◆ Sezione di testo:
——
Funghi e tartufi, nobiltà d'olfatto!

Tagliatelle al tartufo, piatto pregiato dall'aspetto e dal sapore inconfondibile.

Laddove si parla di castagne, e di castagni, quindi, non si può non pensare ai funghi e più precisamente ai porcini, che proprio sotto gli alberi sopra citati si nascondono per fuggire - invano - agli occhi attenti dei cercatori di funghi. Prodotti prelibati e tipici dei mesi di settembre ed ottobre, quando naturalmente il tempo permette, i porcini diventano il piatto caratteristico di sagre sparse in ogni dove, accompagnati dalla polenta, carne al sugo o dal cinghiale in umido: la Sagra del Porcino e della Chianina a Castelfranco di Sotto in provincia di Pisa è solo uno dei tanti esempi (dal 14 ottobre al 5 novembre).
——
Voci del dataset:

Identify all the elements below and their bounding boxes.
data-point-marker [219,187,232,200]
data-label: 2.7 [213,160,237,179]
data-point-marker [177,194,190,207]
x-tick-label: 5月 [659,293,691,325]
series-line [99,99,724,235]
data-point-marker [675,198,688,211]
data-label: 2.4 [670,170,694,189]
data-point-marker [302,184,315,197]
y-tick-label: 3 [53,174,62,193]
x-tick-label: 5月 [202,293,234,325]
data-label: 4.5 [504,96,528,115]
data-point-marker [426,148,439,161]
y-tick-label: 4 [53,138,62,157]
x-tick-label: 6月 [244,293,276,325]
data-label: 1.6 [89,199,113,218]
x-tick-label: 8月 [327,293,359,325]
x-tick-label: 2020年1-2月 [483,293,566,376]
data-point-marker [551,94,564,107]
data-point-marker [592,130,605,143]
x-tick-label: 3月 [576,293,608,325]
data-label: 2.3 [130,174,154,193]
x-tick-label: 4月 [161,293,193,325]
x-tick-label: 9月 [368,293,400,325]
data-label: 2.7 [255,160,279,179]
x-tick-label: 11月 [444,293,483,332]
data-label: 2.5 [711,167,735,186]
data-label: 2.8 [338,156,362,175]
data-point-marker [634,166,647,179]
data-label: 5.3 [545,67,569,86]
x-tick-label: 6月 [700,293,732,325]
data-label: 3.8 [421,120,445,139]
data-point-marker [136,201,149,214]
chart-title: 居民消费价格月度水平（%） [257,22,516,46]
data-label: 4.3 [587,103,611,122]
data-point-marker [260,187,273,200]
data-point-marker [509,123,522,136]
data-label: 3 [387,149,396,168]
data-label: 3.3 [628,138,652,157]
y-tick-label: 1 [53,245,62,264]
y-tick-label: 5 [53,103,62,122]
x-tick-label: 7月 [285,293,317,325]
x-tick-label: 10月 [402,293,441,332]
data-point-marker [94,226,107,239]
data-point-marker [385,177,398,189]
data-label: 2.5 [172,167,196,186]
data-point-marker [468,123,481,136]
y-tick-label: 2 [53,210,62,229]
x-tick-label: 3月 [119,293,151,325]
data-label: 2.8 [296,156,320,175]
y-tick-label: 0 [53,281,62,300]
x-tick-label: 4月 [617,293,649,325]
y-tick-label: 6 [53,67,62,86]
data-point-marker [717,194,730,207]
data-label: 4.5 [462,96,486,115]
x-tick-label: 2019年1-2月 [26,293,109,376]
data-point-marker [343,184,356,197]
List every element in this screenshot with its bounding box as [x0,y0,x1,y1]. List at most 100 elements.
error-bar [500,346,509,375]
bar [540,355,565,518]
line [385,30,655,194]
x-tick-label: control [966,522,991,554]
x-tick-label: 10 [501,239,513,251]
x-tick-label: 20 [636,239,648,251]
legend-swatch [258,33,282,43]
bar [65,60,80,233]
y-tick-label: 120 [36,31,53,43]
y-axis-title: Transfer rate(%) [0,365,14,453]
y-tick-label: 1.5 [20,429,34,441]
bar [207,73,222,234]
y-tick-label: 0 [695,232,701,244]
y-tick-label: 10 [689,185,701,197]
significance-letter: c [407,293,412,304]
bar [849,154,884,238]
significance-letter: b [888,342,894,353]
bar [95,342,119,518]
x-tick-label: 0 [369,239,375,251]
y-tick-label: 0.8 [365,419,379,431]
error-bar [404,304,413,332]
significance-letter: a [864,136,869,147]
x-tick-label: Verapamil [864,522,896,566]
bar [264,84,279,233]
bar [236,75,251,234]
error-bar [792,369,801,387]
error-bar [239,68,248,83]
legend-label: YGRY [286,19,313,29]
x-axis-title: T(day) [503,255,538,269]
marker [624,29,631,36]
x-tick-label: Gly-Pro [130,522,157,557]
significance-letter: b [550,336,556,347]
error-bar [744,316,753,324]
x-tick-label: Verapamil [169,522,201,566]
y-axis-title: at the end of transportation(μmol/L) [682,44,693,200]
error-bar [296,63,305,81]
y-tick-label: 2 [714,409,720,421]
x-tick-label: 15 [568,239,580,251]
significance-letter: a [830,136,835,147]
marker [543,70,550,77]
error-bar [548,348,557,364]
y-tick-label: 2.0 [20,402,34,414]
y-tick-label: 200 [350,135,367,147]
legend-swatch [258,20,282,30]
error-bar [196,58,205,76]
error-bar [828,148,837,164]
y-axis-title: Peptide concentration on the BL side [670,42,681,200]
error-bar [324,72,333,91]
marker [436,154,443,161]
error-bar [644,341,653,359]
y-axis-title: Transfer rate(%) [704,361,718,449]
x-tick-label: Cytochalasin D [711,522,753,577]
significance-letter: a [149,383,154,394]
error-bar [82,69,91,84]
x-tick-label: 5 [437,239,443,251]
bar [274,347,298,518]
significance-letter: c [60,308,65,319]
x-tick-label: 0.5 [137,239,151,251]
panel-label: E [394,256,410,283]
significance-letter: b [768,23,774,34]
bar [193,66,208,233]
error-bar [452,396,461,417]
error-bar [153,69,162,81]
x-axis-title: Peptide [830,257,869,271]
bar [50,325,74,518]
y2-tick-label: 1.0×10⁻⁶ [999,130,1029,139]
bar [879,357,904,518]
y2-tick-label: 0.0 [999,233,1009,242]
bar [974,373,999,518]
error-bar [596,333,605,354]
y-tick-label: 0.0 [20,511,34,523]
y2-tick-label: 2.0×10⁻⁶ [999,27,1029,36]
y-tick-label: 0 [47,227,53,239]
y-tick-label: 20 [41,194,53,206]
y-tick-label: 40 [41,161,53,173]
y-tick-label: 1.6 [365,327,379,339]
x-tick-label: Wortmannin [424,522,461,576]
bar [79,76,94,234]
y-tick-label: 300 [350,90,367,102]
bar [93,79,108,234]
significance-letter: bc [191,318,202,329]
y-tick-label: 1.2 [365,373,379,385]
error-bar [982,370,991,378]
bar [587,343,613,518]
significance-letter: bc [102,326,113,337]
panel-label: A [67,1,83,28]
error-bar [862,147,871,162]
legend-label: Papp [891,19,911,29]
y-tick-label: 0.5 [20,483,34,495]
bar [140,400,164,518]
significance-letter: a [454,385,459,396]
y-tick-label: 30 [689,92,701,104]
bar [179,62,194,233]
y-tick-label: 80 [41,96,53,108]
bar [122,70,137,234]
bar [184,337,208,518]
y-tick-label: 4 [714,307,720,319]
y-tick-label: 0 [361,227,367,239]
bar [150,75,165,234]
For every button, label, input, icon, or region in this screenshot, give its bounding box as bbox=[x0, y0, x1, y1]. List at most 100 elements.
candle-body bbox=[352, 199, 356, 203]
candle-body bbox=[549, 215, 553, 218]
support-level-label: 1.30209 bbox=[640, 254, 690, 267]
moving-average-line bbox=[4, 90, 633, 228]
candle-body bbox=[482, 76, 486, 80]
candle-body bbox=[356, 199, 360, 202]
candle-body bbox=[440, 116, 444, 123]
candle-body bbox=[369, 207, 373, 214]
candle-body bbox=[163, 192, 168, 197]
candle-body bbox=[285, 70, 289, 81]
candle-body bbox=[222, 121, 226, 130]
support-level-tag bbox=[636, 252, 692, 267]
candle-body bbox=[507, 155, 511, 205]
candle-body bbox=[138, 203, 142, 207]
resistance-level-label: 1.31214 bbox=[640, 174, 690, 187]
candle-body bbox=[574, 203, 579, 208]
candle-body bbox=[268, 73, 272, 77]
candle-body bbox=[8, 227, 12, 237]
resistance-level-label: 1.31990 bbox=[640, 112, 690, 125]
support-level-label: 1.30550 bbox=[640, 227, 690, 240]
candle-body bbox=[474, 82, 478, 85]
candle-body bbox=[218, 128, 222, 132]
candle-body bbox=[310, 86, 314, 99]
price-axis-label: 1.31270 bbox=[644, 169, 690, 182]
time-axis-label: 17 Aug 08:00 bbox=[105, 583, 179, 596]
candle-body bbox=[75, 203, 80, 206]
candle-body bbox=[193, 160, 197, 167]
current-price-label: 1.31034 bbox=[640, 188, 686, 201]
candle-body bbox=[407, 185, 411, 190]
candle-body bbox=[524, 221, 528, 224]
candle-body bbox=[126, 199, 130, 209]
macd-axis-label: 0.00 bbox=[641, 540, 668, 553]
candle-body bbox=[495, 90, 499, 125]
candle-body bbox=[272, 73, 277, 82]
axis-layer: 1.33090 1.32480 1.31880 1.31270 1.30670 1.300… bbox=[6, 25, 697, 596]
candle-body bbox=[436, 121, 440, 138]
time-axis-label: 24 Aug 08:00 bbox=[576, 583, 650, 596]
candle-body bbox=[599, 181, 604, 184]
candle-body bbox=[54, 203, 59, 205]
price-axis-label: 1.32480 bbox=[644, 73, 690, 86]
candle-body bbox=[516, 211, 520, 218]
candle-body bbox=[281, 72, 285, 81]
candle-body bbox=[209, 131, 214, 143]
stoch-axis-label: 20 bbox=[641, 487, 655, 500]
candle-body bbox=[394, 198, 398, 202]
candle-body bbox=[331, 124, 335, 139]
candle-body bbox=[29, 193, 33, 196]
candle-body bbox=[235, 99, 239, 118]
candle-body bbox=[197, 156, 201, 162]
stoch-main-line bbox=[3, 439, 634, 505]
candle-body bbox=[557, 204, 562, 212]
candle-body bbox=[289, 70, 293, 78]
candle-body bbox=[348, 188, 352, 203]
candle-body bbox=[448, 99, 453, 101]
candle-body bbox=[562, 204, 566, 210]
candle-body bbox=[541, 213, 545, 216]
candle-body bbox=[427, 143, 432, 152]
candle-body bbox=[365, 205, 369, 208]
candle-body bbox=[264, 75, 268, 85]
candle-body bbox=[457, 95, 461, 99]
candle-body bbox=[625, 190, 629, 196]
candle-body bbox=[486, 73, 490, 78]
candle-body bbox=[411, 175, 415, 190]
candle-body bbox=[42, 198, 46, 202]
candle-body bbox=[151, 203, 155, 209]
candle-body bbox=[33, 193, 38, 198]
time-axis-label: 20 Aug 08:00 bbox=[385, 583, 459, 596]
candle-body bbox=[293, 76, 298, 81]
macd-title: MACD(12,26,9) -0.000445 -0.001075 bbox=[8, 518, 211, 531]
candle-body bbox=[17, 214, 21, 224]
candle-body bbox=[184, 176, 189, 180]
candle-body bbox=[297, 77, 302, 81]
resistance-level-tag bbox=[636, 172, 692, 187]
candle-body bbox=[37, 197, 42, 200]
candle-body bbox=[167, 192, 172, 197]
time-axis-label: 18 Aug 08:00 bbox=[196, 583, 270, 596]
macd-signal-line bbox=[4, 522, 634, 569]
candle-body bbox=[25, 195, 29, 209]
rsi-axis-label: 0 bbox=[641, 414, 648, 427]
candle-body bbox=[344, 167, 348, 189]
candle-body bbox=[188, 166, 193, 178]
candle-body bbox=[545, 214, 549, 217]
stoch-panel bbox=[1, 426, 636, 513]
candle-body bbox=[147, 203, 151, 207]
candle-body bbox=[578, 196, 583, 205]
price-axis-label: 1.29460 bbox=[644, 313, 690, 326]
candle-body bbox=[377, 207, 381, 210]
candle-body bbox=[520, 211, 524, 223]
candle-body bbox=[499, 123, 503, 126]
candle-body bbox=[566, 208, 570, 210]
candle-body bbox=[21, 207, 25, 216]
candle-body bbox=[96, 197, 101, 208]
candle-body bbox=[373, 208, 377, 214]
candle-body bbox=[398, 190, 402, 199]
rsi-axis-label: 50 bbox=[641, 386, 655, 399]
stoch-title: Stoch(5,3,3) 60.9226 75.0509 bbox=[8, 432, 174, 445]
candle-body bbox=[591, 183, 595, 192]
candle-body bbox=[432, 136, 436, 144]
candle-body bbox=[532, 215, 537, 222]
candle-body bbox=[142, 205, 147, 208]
——
◆ Compiti da svolgere:
A. Secondo il testo su funghi e tartufi, di quali mesi sono tipici i porcini?
B. Ricopia dal testo su funghi e tartufi il passo compreso tra "Tagliatelle al tartufo, piatto" e "al 5 novembre).", estremi inclusi.
Per rispondere basatevi unicamente sul testo su funghi e tartufi.

◆ Risposte numerate:
A. Dei mesi di settembre ed ottobre.

B.
Tagliatelle al tartufo, piatto pregiato dall'aspetto e dal sapore inconfondibile.

Laddove si parla di castagne, e di castagni, quindi, non si può non pensare ai funghi e più precisamente ai porcini, che proprio sotto gli alberi sopra citati si nascondono per fuggire - invano - agli occhi attenti dei cercatori di funghi. Prodotti prelibati e tipici dei mesi di settembre ed ottobre, quando naturalmente il tempo permette, i porcini diventano il piatto caratteristico di sagre sparse in ogni dove, accompagnati dalla polenta, carne al sugo o dal cinghiale in umido: la Sagra del Porcino e della Chianina a Castelfranco di Sotto in provincia di Pisa è solo uno dei tanti esempi (dal 14 ottobre al 5 novembre).